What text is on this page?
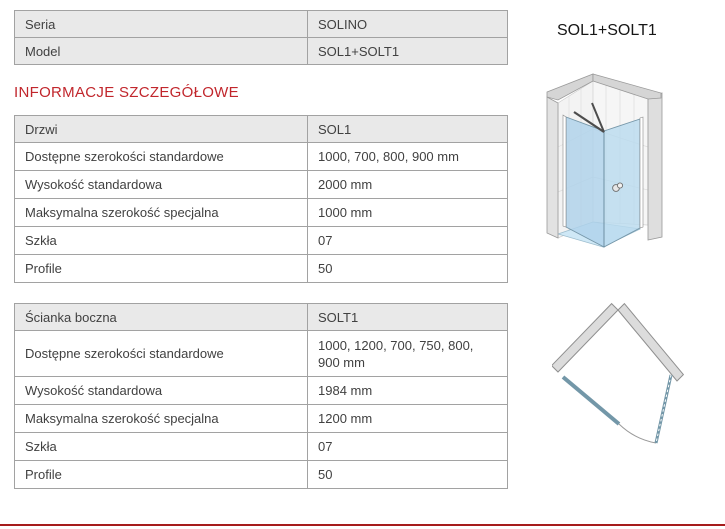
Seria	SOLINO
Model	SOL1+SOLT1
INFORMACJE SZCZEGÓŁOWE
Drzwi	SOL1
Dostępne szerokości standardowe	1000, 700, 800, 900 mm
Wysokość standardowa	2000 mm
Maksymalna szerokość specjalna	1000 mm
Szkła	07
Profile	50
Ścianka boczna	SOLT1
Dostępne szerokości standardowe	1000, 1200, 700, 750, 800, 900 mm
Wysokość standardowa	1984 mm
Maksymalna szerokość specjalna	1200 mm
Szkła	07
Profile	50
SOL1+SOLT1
•••••
### Task to complete
Scan the listing above. Gather each line that contains the word "Wysokość".

### Solution for this problem
Wysokość standardowa	2000 mm
Wysokość standardowa	1984 mm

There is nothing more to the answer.